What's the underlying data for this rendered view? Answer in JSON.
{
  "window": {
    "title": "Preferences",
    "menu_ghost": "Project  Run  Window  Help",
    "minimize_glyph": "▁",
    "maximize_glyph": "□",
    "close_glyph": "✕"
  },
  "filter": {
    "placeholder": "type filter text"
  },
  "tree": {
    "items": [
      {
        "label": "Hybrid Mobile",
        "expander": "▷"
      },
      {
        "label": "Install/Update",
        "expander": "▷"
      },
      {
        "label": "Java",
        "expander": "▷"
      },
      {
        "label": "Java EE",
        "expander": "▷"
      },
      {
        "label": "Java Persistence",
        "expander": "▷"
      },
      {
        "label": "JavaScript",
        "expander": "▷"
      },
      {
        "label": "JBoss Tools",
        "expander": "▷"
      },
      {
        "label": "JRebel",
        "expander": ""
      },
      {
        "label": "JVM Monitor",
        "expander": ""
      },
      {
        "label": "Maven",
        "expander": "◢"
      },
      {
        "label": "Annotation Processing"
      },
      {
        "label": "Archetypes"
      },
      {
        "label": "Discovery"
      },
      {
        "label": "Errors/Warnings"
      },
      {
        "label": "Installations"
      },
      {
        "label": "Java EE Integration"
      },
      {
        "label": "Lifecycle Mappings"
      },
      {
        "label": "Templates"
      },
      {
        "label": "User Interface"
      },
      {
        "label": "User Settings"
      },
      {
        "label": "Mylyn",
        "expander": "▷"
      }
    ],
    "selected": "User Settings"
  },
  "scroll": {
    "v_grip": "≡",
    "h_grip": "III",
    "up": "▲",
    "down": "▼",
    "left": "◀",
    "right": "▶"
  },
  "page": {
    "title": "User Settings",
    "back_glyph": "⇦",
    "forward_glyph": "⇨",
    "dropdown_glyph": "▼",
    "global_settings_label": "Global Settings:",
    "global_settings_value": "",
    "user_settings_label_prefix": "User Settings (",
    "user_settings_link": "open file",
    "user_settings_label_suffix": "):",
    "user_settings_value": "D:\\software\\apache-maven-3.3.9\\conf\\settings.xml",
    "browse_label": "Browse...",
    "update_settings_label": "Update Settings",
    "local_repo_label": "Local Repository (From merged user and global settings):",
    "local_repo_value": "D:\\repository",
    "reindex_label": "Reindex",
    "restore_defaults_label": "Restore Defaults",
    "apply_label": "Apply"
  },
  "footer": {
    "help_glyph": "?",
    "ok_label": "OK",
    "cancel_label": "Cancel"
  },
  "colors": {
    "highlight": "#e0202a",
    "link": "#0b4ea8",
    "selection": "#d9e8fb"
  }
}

•••

WORK TO DO: Repeat the preceding lines exactly, please, every one of them.

RESPONSE TO THIS EXERCISE:
What's the underlying data for this rendered view? Answer in JSON.
{
  "window": {
    "title": "Preferences",
    "menu_ghost": "Project  Run  Window  Help",
    "minimize_glyph": "▁",
    "maximize_glyph": "□",
    "close_glyph": "✕"
  },
  "filter": {
    "placeholder": "type filter text"
  },
  "tree": {
    "items": [
      {
        "label": "Hybrid Mobile",
        "expander": "▷"
      },
      {
        "label": "Install/Update",
        "expander": "▷"
      },
      {
        "label": "Java",
        "expander": "▷"
      },
      {
        "label": "Java EE",
        "expander": "▷"
      },
      {
        "label": "Java Persistence",
        "expander": "▷"
      },
      {
        "label": "JavaScript",
        "expander": "▷"
      },
      {
        "label": "JBoss Tools",
        "expander": "▷"
      },
      {
        "label": "JRebel",
        "expander": ""
      },
      {
        "label": "JVM Monitor",
        "expander": ""
      },
      {
        "label": "Maven",
        "expander": "◢"
      },
      {
        "label": "Annotation Processing"
      },
      {
        "label": "Archetypes"
      },
      {
        "label": "Discovery"
      },
      {
        "label": "Errors/Warnings"
      },
      {
        "label": "Installations"
      },
      {
        "label": "Java EE Integration"
      },
      {
        "label": "Lifecycle Mappings"
      },
      {
        "label": "Templates"
      },
      {
        "label": "User Interface"
      },
      {
        "label": "User Settings"
      },
      {
        "label": "Mylyn",
        "expander": "▷"
      }
    ],
    "selected": "User Settings"
  },
  "scroll": {
    "v_grip": "≡",
    "h_grip": "III",
    "up": "▲",
    "down": "▼",
    "left": "◀",
    "right": "▶"
  },
  "page": {
    "title": "User Settings",
    "back_glyph": "⇦",
    "forward_glyph": "⇨",
    "dropdown_glyph": "▼",
    "global_settings_label": "Global Settings:",
    "global_settings_value": "",
    "user_settings_label_prefix": "User Settings (",
    "user_settings_link": "open file",
    "user_settings_label_suffix": "):",
    "user_settings_value": "D:\\software\\apache-maven-3.3.9\\conf\\settings.xml",
    "browse_label": "Browse...",
    "update_settings_label": "Update Settings",
    "local_repo_label": "Local Repository (From merged user and global settings):",
    "local_repo_value": "D:\\repository",
    "reindex_label": "Reindex",
    "restore_defaults_label": "Restore Defaults",
    "apply_label": "Apply"
  },
  "footer": {
    "help_glyph": "?",
    "ok_label": "OK",
    "cancel_label": "Cancel"
  },
  "colors": {
    "highlight": "#e0202a",
    "link": "#0b4ea8",
    "selection": "#d9e8fb"
  }
}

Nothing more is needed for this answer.